= PROBLEM DESCRIPTION =
Give the data again, word for word.

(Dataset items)
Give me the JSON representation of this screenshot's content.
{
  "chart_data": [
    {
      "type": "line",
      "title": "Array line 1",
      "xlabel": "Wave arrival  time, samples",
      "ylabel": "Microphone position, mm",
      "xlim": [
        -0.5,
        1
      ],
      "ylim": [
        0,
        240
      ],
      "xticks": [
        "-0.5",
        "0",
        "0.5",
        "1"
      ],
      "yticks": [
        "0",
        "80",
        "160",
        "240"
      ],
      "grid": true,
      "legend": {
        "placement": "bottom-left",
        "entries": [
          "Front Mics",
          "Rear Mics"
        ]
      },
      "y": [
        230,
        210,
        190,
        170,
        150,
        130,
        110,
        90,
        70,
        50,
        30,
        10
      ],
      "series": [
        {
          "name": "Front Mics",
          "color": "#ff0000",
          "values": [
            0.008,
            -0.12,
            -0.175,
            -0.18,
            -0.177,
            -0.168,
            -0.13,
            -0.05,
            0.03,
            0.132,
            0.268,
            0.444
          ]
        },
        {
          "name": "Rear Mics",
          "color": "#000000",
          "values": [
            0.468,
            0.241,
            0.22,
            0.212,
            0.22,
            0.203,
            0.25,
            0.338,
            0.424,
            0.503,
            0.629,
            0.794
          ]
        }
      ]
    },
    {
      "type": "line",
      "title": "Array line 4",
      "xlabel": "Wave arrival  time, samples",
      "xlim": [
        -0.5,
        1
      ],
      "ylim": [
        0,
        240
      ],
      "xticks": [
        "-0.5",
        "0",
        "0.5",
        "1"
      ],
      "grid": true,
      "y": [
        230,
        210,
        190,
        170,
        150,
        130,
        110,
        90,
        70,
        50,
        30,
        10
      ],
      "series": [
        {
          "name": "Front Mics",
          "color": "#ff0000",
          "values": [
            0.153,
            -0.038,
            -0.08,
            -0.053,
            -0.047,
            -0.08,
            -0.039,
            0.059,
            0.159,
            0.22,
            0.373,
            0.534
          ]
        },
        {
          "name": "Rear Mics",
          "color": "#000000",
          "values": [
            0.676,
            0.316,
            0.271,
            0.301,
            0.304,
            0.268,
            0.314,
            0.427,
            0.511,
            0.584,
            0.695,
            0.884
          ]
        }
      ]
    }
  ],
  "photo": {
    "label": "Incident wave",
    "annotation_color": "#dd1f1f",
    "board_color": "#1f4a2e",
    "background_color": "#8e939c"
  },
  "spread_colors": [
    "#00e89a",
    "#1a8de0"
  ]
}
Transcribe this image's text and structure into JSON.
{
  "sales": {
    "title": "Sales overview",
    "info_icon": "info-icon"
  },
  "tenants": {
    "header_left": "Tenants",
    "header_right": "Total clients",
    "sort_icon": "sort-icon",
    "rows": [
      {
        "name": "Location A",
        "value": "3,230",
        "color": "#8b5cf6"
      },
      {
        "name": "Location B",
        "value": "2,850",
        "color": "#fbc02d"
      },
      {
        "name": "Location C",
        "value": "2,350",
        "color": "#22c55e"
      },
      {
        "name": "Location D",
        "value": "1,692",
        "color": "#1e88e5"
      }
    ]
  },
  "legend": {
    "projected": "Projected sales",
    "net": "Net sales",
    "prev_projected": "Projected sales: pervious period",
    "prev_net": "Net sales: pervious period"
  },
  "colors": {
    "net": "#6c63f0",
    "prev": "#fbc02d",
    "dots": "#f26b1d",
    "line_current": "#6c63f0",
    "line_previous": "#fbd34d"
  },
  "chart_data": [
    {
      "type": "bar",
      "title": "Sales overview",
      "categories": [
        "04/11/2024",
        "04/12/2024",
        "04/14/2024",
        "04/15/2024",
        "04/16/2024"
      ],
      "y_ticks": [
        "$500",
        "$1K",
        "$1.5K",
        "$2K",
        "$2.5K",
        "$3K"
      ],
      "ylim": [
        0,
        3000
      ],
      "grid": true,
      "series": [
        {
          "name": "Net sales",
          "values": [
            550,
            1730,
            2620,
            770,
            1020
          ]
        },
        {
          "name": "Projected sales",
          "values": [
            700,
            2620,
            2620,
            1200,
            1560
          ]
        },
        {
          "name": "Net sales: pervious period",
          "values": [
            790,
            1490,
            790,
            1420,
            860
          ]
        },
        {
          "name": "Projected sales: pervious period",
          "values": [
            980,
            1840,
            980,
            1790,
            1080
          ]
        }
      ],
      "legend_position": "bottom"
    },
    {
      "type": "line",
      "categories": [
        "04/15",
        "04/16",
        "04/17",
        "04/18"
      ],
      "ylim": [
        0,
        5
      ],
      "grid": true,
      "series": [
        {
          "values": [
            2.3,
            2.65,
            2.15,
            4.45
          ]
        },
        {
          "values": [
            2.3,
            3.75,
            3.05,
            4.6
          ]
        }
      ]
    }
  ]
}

= OUTPUT =
Give me the JSON representation of this screenshot's content.
{
  "chart_data": [
    {
      "type": "line",
      "title": "Array line 1",
      "xlabel": "Wave arrival  time, samples",
      "ylabel": "Microphone position, mm",
      "xlim": [
        -0.5,
        1
      ],
      "ylim": [
        0,
        240
      ],
      "xticks": [
        "-0.5",
        "0",
        "0.5",
        "1"
      ],
      "yticks": [
        "0",
        "80",
        "160",
        "240"
      ],
      "grid": true,
      "legend": {
        "placement": "bottom-left",
        "entries": [
          "Front Mics",
          "Rear Mics"
        ]
      },
      "y": [
        230,
        210,
        190,
        170,
        150,
        130,
        110,
        90,
        70,
        50,
        30,
        10
      ],
      "series": [
        {
          "name": "Front Mics",
          "color": "#ff0000",
          "values": [
            0.008,
            -0.12,
            -0.175,
            -0.18,
            -0.177,
            -0.168,
            -0.13,
            -0.05,
            0.03,
            0.132,
            0.268,
            0.444
          ]
        },
        {
          "name": "Rear Mics",
          "color": "#000000",
          "values": [
            0.468,
            0.241,
            0.22,
            0.212,
            0.22,
            0.203,
            0.25,
            0.338,
            0.424,
            0.503,
            0.629,
            0.794
          ]
        }
      ]
    },
    {
      "type": "line",
      "title": "Array line 4",
      "xlabel": "Wave arrival  time, samples",
      "xlim": [
        -0.5,
        1
      ],
      "ylim": [
        0,
        240
      ],
      "xticks": [
        "-0.5",
        "0",
        "0.5",
        "1"
      ],
      "grid": true,
      "y": [
        230,
        210,
        190,
        170,
        150,
        130,
        110,
        90,
        70,
        50,
        30,
        10
      ],
      "series": [
        {
          "name": "Front Mics",
          "color": "#ff0000",
          "values": [
            0.153,
            -0.038,
            -0.08,
            -0.053,
            -0.047,
            -0.08,
            -0.039,
            0.059,
            0.159,
            0.22,
            0.373,
            0.534
          ]
        },
        {
          "name": "Rear Mics",
          "color": "#000000",
          "values": [
            0.676,
            0.316,
            0.271,
            0.301,
            0.304,
            0.268,
            0.314,
            0.427,
            0.511,
            0.584,
            0.695,
            0.884
          ]
        }
      ]
    }
  ],
  "photo": {
    "label": "Incident wave",
    "annotation_color": "#dd1f1f",
    "board_color": "#1f4a2e",
    "background_color": "#8e939c"
  },
  "spread_colors": [
    "#00e89a",
    "#1a8de0"
  ]
}
Transcribe this image's text and structure into JSON.
{
  "sales": {
    "title": "Sales overview",
    "info_icon": "info-icon"
  },
  "tenants": {
    "header_left": "Tenants",
    "header_right": "Total clients",
    "sort_icon": "sort-icon",
    "rows": [
      {
        "name": "Location A",
        "value": "3,230",
        "color": "#8b5cf6"
      },
      {
        "name": "Location B",
        "value": "2,850",
        "color": "#fbc02d"
      },
      {
        "name": "Location C",
        "value": "2,350",
        "color": "#22c55e"
      },
      {
        "name": "Location D",
        "value": "1,692",
        "color": "#1e88e5"
      }
    ]
  },
  "legend": {
    "projected": "Projected sales",
    "net": "Net sales",
    "prev_projected": "Projected sales: pervious period",
    "prev_net": "Net sales: pervious period"
  },
  "colors": {
    "net": "#6c63f0",
    "prev": "#fbc02d",
    "dots": "#f26b1d",
    "line_current": "#6c63f0",
    "line_previous": "#fbd34d"
  },
  "chart_data": [
    {
      "type": "bar",
      "title": "Sales overview",
      "categories": [
        "04/11/2024",
        "04/12/2024",
        "04/14/2024",
        "04/15/2024",
        "04/16/2024"
      ],
      "y_ticks": [
        "$500",
        "$1K",
        "$1.5K",
        "$2K",
        "$2.5K",
        "$3K"
      ],
      "ylim": [
        0,
        3000
      ],
      "grid": true,
      "series": [
        {
          "name": "Net sales",
          "values": [
            550,
            1730,
            2620,
            770,
            1020
          ]
        },
        {
          "name": "Projected sales",
          "values": [
            700,
            2620,
            2620,
            1200,
            1560
          ]
        },
        {
          "name": "Net sales: pervious period",
          "values": [
            790,
            1490,
            790,
            1420,
            860
          ]
        },
        {
          "name": "Projected sales: pervious period",
          "values": [
            980,
            1840,
            980,
            1790,
            1080
          ]
        }
      ],
      "legend_position": "bottom"
    },
    {
      "type": "line",
      "categories": [
        "04/15",
        "04/16",
        "04/17",
        "04/18"
      ],
      "ylim": [
        0,
        5
      ],
      "grid": true,
      "series": [
        {
          "values": [
            2.3,
            2.65,
            2.15,
            4.45
          ]
        },
        {
          "values": [
            2.3,
            3.75,
            3.05,
            4.6
          ]
        }
      ]
    }
  ]
}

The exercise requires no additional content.